Return, unchanged, the part of the forum discussion about caring for elderly mothers that runs between "It is not easy." and "always want to...", inclusive.

◆ SOURCE DOCUMENT:
┄┄┄┄┄┄┄┄┄┄┄┄┄┄┄┄┄┄┄┄

Fleurpepper
Primrose53
Fleurpepper
My mum refused to shower, and did NOT have dementia. She was quite clear about her wishes, and said forcing her was akin to abuse, physical and psychological.
Just proves everybody is different.
In my case I knew my Mum would always want to look her best as she had always been like that and I didn’t want dementia robbing her of feeling nice and clean.
It is not easy. My mother was very beautiful, always very well dressed, classy but cool. Hugely intelligent, bright, positive.
But she hated her last few years, legs not working and blind, and wanted out. Not wanting to wash was part of her 'last rebellion'. Very different if someone has dementia or Alzheimers. You can't force someone who has all her head to do something against her wishes. She did have a shower with her carer once a week, and that was that. She was a heavy smoker all her life, and her sense of smell was gone anyhow.
I don't think as daughters we can impose or transpose how we think our mum's would always want to...
At Mum’s care home they did a care plan which included how they would like their final time to be.
It sounds a bit morbid but was actually such a good idea and Mum had exactly the passing she wanted. The Senior Careworker who did it with Mum and I explained that even though Mum was well now and could make decisions, there would be a time when she might not. They therefore recorded her wishes now, filed it away and she need not think of it again.
Mum said she did not want to go to hospital, she wanted me with her, she wanted her favourite music to be playing gently and she wanted to wear clean nighties, have clean sheets, be tucked up warmly, have her hair just so and wear Elizabeth Arden Sunflower perfume!! She got all that and I will be forever grateful and I didn’t have to impose anything on her.

┄┄┄┄┄┄┄┄┄┄┄┄┄┄┄┄┄┄┄┄

(Stored data entries)
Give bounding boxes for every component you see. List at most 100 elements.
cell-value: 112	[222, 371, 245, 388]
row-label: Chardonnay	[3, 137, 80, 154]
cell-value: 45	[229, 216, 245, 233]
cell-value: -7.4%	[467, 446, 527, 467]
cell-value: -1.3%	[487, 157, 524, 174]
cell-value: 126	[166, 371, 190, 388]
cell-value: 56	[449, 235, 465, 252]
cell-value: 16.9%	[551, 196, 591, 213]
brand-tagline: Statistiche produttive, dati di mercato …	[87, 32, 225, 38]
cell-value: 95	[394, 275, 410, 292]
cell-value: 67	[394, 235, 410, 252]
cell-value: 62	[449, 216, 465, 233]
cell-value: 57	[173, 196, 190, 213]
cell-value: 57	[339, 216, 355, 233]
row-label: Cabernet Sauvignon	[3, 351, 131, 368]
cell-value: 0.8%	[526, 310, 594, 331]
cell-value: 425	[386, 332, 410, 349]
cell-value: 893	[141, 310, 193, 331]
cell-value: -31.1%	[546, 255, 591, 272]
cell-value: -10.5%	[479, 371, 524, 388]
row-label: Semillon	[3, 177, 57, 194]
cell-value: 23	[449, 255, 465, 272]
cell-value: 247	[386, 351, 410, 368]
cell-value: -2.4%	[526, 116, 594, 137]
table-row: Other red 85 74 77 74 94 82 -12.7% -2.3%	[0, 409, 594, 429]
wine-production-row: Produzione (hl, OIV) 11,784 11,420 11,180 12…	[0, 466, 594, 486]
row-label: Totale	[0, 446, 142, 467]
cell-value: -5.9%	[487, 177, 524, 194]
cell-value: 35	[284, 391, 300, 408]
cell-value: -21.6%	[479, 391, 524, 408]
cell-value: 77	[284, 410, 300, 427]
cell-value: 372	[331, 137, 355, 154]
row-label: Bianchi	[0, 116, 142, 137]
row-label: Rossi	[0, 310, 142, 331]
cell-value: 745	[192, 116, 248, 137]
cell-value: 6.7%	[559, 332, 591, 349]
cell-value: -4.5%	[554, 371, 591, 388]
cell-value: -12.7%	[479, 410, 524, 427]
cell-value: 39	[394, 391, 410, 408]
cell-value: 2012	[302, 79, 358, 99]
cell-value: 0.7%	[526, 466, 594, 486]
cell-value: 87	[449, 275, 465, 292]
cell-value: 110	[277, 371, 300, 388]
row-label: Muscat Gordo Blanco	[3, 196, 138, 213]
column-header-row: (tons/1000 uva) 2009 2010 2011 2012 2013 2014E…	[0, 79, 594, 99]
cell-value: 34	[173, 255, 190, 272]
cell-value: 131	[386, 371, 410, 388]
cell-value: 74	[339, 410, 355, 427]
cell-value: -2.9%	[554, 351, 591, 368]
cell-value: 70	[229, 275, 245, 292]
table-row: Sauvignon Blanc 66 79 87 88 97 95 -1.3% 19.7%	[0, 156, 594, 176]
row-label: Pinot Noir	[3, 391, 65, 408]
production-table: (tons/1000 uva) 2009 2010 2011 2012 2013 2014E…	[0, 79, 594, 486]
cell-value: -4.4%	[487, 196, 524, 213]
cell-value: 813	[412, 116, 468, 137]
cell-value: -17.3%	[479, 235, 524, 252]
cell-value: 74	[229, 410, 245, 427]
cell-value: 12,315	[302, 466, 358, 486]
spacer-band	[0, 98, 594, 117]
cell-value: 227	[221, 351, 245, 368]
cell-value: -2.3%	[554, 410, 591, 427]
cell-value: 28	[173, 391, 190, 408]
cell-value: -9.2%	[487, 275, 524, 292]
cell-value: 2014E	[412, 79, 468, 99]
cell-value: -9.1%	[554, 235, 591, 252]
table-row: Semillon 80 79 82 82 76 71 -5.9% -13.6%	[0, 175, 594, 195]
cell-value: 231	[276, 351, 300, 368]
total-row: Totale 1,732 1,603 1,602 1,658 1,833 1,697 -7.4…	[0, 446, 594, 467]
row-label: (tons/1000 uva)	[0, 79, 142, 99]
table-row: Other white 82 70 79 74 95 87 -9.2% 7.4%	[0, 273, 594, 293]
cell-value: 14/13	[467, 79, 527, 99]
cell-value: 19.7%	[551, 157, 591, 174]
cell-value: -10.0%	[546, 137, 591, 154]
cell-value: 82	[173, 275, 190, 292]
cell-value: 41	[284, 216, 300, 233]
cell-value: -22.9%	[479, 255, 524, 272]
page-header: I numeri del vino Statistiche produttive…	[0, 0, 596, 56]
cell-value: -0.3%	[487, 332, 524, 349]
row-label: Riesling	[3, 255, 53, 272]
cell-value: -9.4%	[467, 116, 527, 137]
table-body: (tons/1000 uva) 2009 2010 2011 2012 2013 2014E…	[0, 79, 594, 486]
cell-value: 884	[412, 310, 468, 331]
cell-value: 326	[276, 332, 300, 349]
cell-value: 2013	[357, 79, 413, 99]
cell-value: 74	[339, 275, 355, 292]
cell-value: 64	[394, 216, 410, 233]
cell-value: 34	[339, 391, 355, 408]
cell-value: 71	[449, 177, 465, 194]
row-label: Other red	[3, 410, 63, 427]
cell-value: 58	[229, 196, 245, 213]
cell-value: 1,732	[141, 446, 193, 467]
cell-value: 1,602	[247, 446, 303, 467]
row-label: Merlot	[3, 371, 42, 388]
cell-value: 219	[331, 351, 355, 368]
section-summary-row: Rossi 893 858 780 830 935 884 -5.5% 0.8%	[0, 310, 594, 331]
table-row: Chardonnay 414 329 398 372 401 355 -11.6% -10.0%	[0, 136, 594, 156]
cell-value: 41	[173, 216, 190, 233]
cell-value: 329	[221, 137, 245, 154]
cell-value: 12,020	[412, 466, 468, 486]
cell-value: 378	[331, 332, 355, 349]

┄┄┄┄┄┄┄┄┄┄┄┄┄┄┄┄┄┄┄┄

◆ THE ANSWER:
It is not easy. My mother was very beautiful, always very well dressed, classy but cool. Hugely intelligent, bright, positive.
But she hated her last few years, legs not working and blind, and wanted out. Not wanting to wash was part of her 'last rebellion'. Very different if someone has dementia or Alzheimers. You can't force someone who has all her head to do something against her wishes. She did have a shower with her carer once a week, and that was that. She was a heavy smoker all her life, and her sense of smell was gone anyhow.
I don't think as daughters we can impose or transpose how we think our mum's would always want to...